§ PROBLEM TO SOLVE:
Each record is to be transcribed exactly.

§ AVAILABLE RECORDS:
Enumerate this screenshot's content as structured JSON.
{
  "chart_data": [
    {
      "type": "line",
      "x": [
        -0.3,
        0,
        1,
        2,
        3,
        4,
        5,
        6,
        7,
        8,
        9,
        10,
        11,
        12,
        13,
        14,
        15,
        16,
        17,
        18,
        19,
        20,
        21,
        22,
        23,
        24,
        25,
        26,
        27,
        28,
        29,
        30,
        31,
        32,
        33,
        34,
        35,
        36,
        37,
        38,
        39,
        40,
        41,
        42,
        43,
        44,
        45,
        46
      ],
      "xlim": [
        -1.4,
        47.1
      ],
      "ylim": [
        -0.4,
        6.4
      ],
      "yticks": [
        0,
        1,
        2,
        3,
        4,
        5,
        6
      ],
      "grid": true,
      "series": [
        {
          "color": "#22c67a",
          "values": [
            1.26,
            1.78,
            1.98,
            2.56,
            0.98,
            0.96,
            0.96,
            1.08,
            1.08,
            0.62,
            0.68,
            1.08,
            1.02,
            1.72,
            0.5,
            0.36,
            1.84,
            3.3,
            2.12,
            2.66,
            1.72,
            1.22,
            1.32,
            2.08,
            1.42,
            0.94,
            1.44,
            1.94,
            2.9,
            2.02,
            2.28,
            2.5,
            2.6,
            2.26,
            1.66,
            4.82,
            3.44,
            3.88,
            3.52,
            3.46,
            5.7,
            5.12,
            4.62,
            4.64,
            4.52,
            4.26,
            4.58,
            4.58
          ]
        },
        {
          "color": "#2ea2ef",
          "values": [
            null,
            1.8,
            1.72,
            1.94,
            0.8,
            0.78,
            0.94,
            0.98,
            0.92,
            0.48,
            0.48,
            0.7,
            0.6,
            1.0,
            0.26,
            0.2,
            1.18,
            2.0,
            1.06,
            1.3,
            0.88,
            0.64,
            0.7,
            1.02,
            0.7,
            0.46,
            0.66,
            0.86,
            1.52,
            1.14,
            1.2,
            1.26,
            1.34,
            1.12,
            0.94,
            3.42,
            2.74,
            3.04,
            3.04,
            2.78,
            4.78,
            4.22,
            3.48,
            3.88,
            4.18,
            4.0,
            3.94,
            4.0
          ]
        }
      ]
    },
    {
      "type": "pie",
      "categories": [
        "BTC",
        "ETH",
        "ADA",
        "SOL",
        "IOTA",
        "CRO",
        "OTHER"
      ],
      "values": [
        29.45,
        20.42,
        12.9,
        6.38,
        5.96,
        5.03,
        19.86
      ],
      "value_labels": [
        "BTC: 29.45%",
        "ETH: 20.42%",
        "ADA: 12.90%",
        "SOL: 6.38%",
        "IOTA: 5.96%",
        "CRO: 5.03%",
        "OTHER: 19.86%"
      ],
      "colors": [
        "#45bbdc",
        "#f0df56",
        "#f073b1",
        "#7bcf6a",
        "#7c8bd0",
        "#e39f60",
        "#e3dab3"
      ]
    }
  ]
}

§ ANSWER BELOW:
Enumerate this screenshot's content as structured JSON.
{
  "chart_data": [
    {
      "type": "line",
      "x": [
        -0.3,
        0,
        1,
        2,
        3,
        4,
        5,
        6,
        7,
        8,
        9,
        10,
        11,
        12,
        13,
        14,
        15,
        16,
        17,
        18,
        19,
        20,
        21,
        22,
        23,
        24,
        25,
        26,
        27,
        28,
        29,
        30,
        31,
        32,
        33,
        34,
        35,
        36,
        37,
        38,
        39,
        40,
        41,
        42,
        43,
        44,
        45,
        46
      ],
      "xlim": [
        -1.4,
        47.1
      ],
      "ylim": [
        -0.4,
        6.4
      ],
      "yticks": [
        0,
        1,
        2,
        3,
        4,
        5,
        6
      ],
      "grid": true,
      "series": [
        {
          "color": "#22c67a",
          "values": [
            1.26,
            1.78,
            1.98,
            2.56,
            0.98,
            0.96,
            0.96,
            1.08,
            1.08,
            0.62,
            0.68,
            1.08,
            1.02,
            1.72,
            0.5,
            0.36,
            1.84,
            3.3,
            2.12,
            2.66,
            1.72,
            1.22,
            1.32,
            2.08,
            1.42,
            0.94,
            1.44,
            1.94,
            2.9,
            2.02,
            2.28,
            2.5,
            2.6,
            2.26,
            1.66,
            4.82,
            3.44,
            3.88,
            3.52,
            3.46,
            5.7,
            5.12,
            4.62,
            4.64,
            4.52,
            4.26,
            4.58,
            4.58
          ]
        },
        {
          "color": "#2ea2ef",
          "values": [
            null,
            1.8,
            1.72,
            1.94,
            0.8,
            0.78,
            0.94,
            0.98,
            0.92,
            0.48,
            0.48,
            0.7,
            0.6,
            1.0,
            0.26,
            0.2,
            1.18,
            2.0,
            1.06,
            1.3,
            0.88,
            0.64,
            0.7,
            1.02,
            0.7,
            0.46,
            0.66,
            0.86,
            1.52,
            1.14,
            1.2,
            1.26,
            1.34,
            1.12,
            0.94,
            3.42,
            2.74,
            3.04,
            3.04,
            2.78,
            4.78,
            4.22,
            3.48,
            3.88,
            4.18,
            4.0,
            3.94,
            4.0
          ]
        }
      ]
    },
    {
      "type": "pie",
      "categories": [
        "BTC",
        "ETH",
        "ADA",
        "SOL",
        "IOTA",
        "CRO",
        "OTHER"
      ],
      "values": [
        29.45,
        20.42,
        12.9,
        6.38,
        5.96,
        5.03,
        19.86
      ],
      "value_labels": [
        "BTC: 29.45%",
        "ETH: 20.42%",
        "ADA: 12.90%",
        "SOL: 6.38%",
        "IOTA: 5.96%",
        "CRO: 5.03%",
        "OTHER: 19.86%"
      ],
      "colors": [
        "#45bbdc",
        "#f0df56",
        "#f073b1",
        "#7bcf6a",
        "#7c8bd0",
        "#e39f60",
        "#e3dab3"
      ]
    }
  ]
}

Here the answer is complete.